§ **What you need to do**
Find the word "PSYCHOLOGICAL" in the listing; pull out each line holding it.

· · · ·

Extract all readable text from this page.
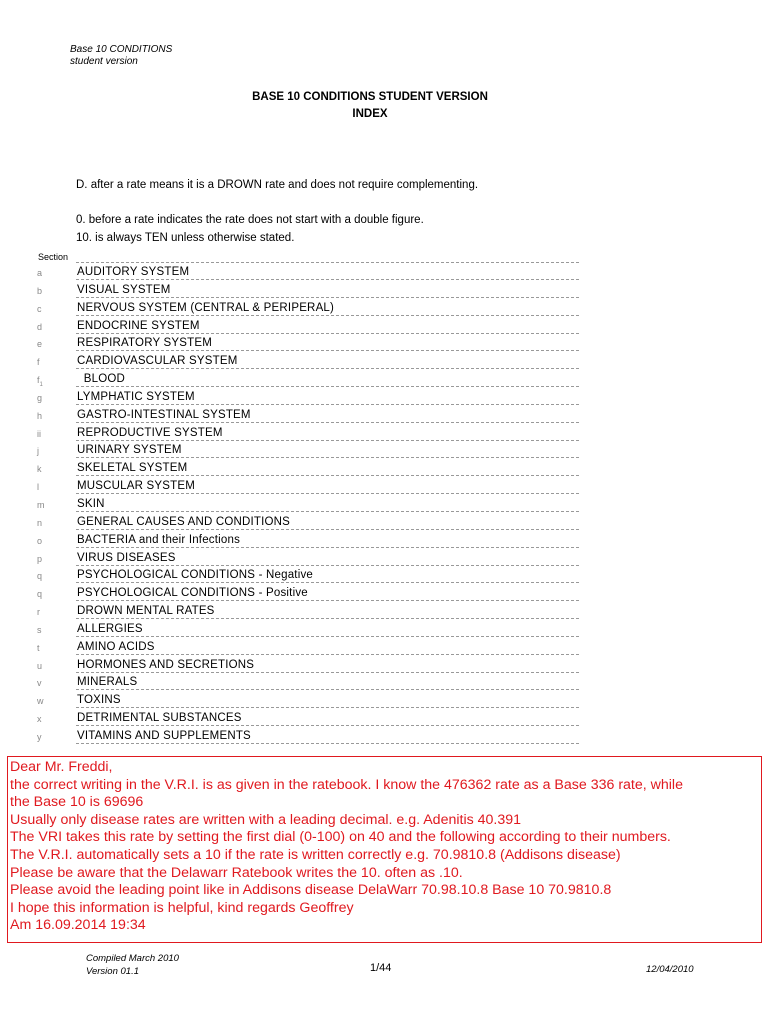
Base 10 CONDITIONS
student version
BASE 10 CONDITIONS STUDENT VERSION
INDEX
D. after a rate means it is a DROWN rate and does not require complementing.
0. before a rate indicates the rate does not start with a double figure.
10. is always TEN unless otherwise stated.
Section
a	AUDITORY SYSTEM
b	VISUAL SYSTEM
c	NERVOUS SYSTEM (CENTRAL & PERIPERAL)
d	ENDOCRINE SYSTEM
e	RESPIRATORY SYSTEM
f	CARDIOVASCULAR SYSTEM
$f_1$	BLOOD
g	LYMPHATIC SYSTEM
h	GASTRO-INTESTINAL SYSTEM
ii	REPRODUCTIVE SYSTEM
j	URINARY SYSTEM
k	SKELETAL SYSTEM
l	MUSCULAR SYSTEM
m	SKIN
n	GENERAL CAUSES AND CONDITIONS
o	BACTERIA and their Infections
p	VIRUS DISEASES
q	PSYCHOLOGICAL CONDITIONS - Negative
q	PSYCHOLOGICAL CONDITIONS - Positive
r	DROWN MENTAL RATES
s	ALLERGIES
t	AMINO ACIDS
u	HORMONES AND SECRETIONS
v	MINERALS
w	TOXINS
x	DETRIMENTAL SUBSTANCES
y	VITAMINS AND SUPPLEMENTS
Dear Mr. Freddi,
the correct writing in the V.R.I. is as given in the ratebook. I know the 476362 rate as a Base 336 rate, while
the Base 10 is 69696
Usually only disease rates are written with a leading decimal. e.g. Adenitis 40.391
The VRI takes this rate by setting the first dial (0-100) on 40 and the following according to their numbers.
The V.R.I. automatically sets a 10 if the rate is written correctly e.g. 70.9810.8 (Addisons disease)
Please be aware that the Delawarr Ratebook writes the 10. often as .10.
Please avoid the leading point like in Addisons disease DelaWarr 70.98.10.8 Base 10 70.9810.8
I hope this information is helpful, kind regards Geoffrey
Am 16.09.2014 19:34
Compiled March 2010
Version 01.1	1/44	12/04/2010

· · · ·

§ **Result of this exercise**
q	PSYCHOLOGICAL CONDITIONS - Negative
q	PSYCHOLOGICAL CONDITIONS - Positive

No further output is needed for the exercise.